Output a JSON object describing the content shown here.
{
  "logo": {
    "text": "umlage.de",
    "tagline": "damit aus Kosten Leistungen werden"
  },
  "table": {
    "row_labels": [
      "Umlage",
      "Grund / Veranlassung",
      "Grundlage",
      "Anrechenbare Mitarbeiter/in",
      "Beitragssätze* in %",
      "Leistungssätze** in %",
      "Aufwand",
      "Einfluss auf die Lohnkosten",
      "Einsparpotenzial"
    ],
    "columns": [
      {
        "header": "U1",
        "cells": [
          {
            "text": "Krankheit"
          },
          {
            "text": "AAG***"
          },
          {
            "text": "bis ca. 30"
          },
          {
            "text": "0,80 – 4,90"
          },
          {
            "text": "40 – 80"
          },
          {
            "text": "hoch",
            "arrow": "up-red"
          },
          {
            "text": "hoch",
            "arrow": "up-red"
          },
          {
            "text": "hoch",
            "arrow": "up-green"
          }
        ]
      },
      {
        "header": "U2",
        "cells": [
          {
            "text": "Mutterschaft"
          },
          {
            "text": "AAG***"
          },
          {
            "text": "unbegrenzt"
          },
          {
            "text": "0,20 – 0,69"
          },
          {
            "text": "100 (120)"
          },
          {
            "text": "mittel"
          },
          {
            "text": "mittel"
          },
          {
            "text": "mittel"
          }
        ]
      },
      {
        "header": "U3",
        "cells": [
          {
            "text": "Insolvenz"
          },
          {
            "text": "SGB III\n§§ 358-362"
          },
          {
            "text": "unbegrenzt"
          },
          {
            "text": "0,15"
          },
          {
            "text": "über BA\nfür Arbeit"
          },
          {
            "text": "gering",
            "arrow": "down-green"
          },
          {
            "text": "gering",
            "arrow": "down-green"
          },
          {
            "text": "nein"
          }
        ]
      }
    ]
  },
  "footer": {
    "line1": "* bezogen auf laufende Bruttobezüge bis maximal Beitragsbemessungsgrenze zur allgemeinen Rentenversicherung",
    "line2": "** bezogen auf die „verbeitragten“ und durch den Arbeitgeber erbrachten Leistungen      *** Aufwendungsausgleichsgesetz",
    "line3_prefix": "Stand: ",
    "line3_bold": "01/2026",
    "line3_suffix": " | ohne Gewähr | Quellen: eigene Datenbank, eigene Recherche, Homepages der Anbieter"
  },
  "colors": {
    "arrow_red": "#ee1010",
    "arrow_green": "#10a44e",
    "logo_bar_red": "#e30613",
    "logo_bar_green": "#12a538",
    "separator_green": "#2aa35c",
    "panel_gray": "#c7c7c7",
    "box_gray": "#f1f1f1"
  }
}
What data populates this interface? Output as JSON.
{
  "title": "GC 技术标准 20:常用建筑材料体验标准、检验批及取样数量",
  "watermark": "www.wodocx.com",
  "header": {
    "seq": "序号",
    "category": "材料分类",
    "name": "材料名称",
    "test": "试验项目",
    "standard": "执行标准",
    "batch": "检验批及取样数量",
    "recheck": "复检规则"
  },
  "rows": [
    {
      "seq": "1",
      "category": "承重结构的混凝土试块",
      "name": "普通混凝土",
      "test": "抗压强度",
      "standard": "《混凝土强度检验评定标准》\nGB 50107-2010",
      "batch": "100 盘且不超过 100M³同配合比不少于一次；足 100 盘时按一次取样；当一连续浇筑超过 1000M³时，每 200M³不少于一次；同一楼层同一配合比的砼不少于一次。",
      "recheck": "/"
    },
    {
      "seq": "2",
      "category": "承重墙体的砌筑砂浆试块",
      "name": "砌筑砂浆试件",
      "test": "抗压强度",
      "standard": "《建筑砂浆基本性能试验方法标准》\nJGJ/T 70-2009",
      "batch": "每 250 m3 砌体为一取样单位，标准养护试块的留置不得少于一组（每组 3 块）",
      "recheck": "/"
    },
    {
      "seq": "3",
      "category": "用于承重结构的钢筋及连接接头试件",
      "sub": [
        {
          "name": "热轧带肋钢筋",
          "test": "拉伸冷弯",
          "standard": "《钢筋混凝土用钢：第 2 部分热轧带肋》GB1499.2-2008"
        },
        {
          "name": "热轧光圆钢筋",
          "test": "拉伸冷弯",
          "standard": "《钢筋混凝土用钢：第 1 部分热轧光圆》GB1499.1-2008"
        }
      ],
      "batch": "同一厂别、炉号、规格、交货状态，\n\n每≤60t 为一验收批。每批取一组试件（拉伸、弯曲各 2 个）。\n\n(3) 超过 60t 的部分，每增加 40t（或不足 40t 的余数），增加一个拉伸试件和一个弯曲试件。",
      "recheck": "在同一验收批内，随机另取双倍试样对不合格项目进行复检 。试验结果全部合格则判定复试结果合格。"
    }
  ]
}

_ _ _ _ _

◆ **Task details**
Copy out all the entries shown above, character for character.

◆ **Output of the task**
Output a JSON object describing the content shown here.
{
  "logo": {
    "text": "umlage.de",
    "tagline": "damit aus Kosten Leistungen werden"
  },
  "table": {
    "row_labels": [
      "Umlage",
      "Grund / Veranlassung",
      "Grundlage",
      "Anrechenbare Mitarbeiter/in",
      "Beitragssätze* in %",
      "Leistungssätze** in %",
      "Aufwand",
      "Einfluss auf die Lohnkosten",
      "Einsparpotenzial"
    ],
    "columns": [
      {
        "header": "U1",
        "cells": [
          {
            "text": "Krankheit"
          },
          {
            "text": "AAG***"
          },
          {
            "text": "bis ca. 30"
          },
          {
            "text": "0,80 – 4,90"
          },
          {
            "text": "40 – 80"
          },
          {
            "text": "hoch",
            "arrow": "up-red"
          },
          {
            "text": "hoch",
            "arrow": "up-red"
          },
          {
            "text": "hoch",
            "arrow": "up-green"
          }
        ]
      },
      {
        "header": "U2",
        "cells": [
          {
            "text": "Mutterschaft"
          },
          {
            "text": "AAG***"
          },
          {
            "text": "unbegrenzt"
          },
          {
            "text": "0,20 – 0,69"
          },
          {
            "text": "100 (120)"
          },
          {
            "text": "mittel"
          },
          {
            "text": "mittel"
          },
          {
            "text": "mittel"
          }
        ]
      },
      {
        "header": "U3",
        "cells": [
          {
            "text": "Insolvenz"
          },
          {
            "text": "SGB III\n§§ 358-362"
          },
          {
            "text": "unbegrenzt"
          },
          {
            "text": "0,15"
          },
          {
            "text": "über BA\nfür Arbeit"
          },
          {
            "text": "gering",
            "arrow": "down-green"
          },
          {
            "text": "gering",
            "arrow": "down-green"
          },
          {
            "text": "nein"
          }
        ]
      }
    ]
  },
  "footer": {
    "line1": "* bezogen auf laufende Bruttobezüge bis maximal Beitragsbemessungsgrenze zur allgemeinen Rentenversicherung",
    "line2": "** bezogen auf die „verbeitragten“ und durch den Arbeitgeber erbrachten Leistungen      *** Aufwendungsausgleichsgesetz",
    "line3_prefix": "Stand: ",
    "line3_bold": "01/2026",
    "line3_suffix": " | ohne Gewähr | Quellen: eigene Datenbank, eigene Recherche, Homepages der Anbieter"
  },
  "colors": {
    "arrow_red": "#ee1010",
    "arrow_green": "#10a44e",
    "logo_bar_red": "#e30613",
    "logo_bar_green": "#12a538",
    "separator_green": "#2aa35c",
    "panel_gray": "#c7c7c7",
    "box_gray": "#f1f1f1"
  }
}
What data populates this interface? Output as JSON.
{
  "title": "GC 技术标准 20:常用建筑材料体验标准、检验批及取样数量",
  "watermark": "www.wodocx.com",
  "header": {
    "seq": "序号",
    "category": "材料分类",
    "name": "材料名称",
    "test": "试验项目",
    "standard": "执行标准",
    "batch": "检验批及取样数量",
    "recheck": "复检规则"
  },
  "rows": [
    {
      "seq": "1",
      "category": "承重结构的混凝土试块",
      "name": "普通混凝土",
      "test": "抗压强度",
      "standard": "《混凝土强度检验评定标准》\nGB 50107-2010",
      "batch": "100 盘且不超过 100M³同配合比不少于一次；足 100 盘时按一次取样；当一连续浇筑超过 1000M³时，每 200M³不少于一次；同一楼层同一配合比的砼不少于一次。",
      "recheck": "/"
    },
    {
      "seq": "2",
      "category": "承重墙体的砌筑砂浆试块",
      "name": "砌筑砂浆试件",
      "test": "抗压强度",
      "standard": "《建筑砂浆基本性能试验方法标准》\nJGJ/T 70-2009",
      "batch": "每 250 m3 砌体为一取样单位，标准养护试块的留置不得少于一组（每组 3 块）",
      "recheck": "/"
    },
    {
      "seq": "3",
      "category": "用于承重结构的钢筋及连接接头试件",
      "sub": [
        {
          "name": "热轧带肋钢筋",
          "test": "拉伸冷弯",
          "standard": "《钢筋混凝土用钢：第 2 部分热轧带肋》GB1499.2-2008"
        },
        {
          "name": "热轧光圆钢筋",
          "test": "拉伸冷弯",
          "standard": "《钢筋混凝土用钢：第 1 部分热轧光圆》GB1499.1-2008"
        }
      ],
      "batch": "同一厂别、炉号、规格、交货状态，\n\n每≤60t 为一验收批。每批取一组试件（拉伸、弯曲各 2 个）。\n\n(3) 超过 60t 的部分，每增加 40t（或不足 40t 的余数），增加一个拉伸试件和一个弯曲试件。",
      "recheck": "在同一验收批内，随机另取双倍试样对不合格项目进行复检 。试验结果全部合格则判定复试结果合格。"
    }
  ]
}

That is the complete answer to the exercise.